Box coordinate listings:
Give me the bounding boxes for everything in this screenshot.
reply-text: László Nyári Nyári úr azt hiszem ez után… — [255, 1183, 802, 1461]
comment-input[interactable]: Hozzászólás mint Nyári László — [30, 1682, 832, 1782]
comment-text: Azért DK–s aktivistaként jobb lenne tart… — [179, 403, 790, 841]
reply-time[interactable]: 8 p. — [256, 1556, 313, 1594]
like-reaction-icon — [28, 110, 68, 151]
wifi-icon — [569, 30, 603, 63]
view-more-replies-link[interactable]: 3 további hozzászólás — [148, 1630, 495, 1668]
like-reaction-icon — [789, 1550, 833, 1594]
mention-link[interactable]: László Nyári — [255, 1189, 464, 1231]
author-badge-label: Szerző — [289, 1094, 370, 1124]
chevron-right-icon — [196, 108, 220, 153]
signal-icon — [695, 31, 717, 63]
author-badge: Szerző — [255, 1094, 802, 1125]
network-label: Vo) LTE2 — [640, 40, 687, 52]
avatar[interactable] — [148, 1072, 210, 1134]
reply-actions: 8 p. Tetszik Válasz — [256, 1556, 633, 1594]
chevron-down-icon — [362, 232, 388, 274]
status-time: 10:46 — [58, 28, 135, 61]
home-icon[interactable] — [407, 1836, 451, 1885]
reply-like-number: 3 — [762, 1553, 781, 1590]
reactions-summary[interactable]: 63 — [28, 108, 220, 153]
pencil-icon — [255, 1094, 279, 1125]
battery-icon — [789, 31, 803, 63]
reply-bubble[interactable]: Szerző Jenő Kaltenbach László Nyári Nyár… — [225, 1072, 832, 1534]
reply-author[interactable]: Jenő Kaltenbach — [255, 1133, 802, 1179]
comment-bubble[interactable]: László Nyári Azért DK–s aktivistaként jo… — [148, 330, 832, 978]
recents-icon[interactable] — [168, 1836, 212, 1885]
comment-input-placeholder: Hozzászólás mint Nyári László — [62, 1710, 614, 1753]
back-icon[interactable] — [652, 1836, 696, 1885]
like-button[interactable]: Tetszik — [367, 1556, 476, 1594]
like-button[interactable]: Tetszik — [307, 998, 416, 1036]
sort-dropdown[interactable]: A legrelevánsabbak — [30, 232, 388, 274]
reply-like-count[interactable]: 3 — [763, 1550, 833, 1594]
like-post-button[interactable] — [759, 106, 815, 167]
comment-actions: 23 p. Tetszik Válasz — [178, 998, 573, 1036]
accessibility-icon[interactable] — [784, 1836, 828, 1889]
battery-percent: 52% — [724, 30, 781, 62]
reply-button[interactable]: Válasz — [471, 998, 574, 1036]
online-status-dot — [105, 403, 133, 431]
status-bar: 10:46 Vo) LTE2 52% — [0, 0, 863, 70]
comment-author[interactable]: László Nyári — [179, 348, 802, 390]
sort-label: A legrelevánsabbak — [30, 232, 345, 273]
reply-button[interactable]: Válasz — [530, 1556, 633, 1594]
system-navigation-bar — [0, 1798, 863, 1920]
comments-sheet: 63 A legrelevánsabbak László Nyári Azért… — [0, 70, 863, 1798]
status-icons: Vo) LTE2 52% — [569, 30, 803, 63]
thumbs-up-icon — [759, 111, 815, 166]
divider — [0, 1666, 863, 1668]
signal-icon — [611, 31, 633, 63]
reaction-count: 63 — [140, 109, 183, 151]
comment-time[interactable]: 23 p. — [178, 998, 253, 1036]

Work to do: Reproduce every line of the data above verbatim, keeping each character, symbol, and coordinate unchanged.

Result of this exercise:
Give me the bounding boxes for everything in this screenshot.
reply-text: László Nyári Nyári úr azt hiszem ez után… — [255, 1183, 802, 1461]
comment-input[interactable]: Hozzászólás mint Nyári László — [30, 1682, 832, 1782]
comment-text: Azért DK–s aktivistaként jobb lenne tart… — [179, 403, 790, 841]
reply-time[interactable]: 8 p. — [256, 1556, 313, 1594]
like-reaction-icon — [28, 110, 68, 151]
wifi-icon — [569, 30, 603, 63]
view-more-replies-link[interactable]: 3 további hozzászólás — [148, 1630, 495, 1668]
like-reaction-icon — [789, 1550, 833, 1594]
mention-link[interactable]: László Nyári — [255, 1189, 464, 1231]
author-badge-label: Szerző — [289, 1094, 370, 1124]
chevron-right-icon — [196, 108, 220, 153]
signal-icon — [695, 31, 717, 63]
author-badge: Szerző — [255, 1094, 802, 1125]
network-label: Vo) LTE2 — [640, 40, 687, 52]
avatar[interactable] — [148, 1072, 210, 1134]
reply-actions: 8 p. Tetszik Válasz — [256, 1556, 633, 1594]
chevron-down-icon — [362, 232, 388, 274]
status-time: 10:46 — [58, 28, 135, 61]
home-icon[interactable] — [407, 1836, 451, 1885]
reply-like-number: 3 — [762, 1553, 781, 1590]
reactions-summary[interactable]: 63 — [28, 108, 220, 153]
pencil-icon — [255, 1094, 279, 1125]
battery-icon — [789, 31, 803, 63]
reply-bubble[interactable]: Szerző Jenő Kaltenbach László Nyári Nyár… — [225, 1072, 832, 1534]
reply-author[interactable]: Jenő Kaltenbach — [255, 1133, 802, 1179]
comment-bubble[interactable]: László Nyári Azért DK–s aktivistaként jo… — [148, 330, 832, 978]
recents-icon[interactable] — [168, 1836, 212, 1885]
comment-input-placeholder: Hozzászólás mint Nyári László — [62, 1710, 614, 1753]
back-icon[interactable] — [652, 1836, 696, 1885]
like-button[interactable]: Tetszik — [367, 1556, 476, 1594]
like-button[interactable]: Tetszik — [307, 998, 416, 1036]
sort-dropdown[interactable]: A legrelevánsabbak — [30, 232, 388, 274]
reply-like-count[interactable]: 3 — [763, 1550, 833, 1594]
like-post-button[interactable] — [759, 106, 815, 167]
comment-actions: 23 p. Tetszik Válasz — [178, 998, 573, 1036]
accessibility-icon[interactable] — [784, 1836, 828, 1889]
battery-percent: 52% — [724, 30, 781, 62]
reply-button[interactable]: Válasz — [471, 998, 574, 1036]
online-status-dot — [105, 403, 133, 431]
status-bar: 10:46 Vo) LTE2 52% — [0, 0, 863, 70]
comment-author[interactable]: László Nyári — [179, 348, 802, 390]
sort-label: A legrelevánsabbak — [30, 232, 345, 273]
reply-button[interactable]: Válasz — [530, 1556, 633, 1594]
system-navigation-bar — [0, 1798, 863, 1920]
comments-sheet: 63 A legrelevánsabbak László Nyári Azért… — [0, 70, 863, 1798]
status-icons: Vo) LTE2 52% — [569, 30, 803, 63]
thumbs-up-icon — [759, 111, 815, 166]
divider — [0, 1666, 863, 1668]
signal-icon — [611, 31, 633, 63]
reaction-count: 63 — [140, 109, 183, 151]
comment-time[interactable]: 23 p. — [178, 998, 253, 1036]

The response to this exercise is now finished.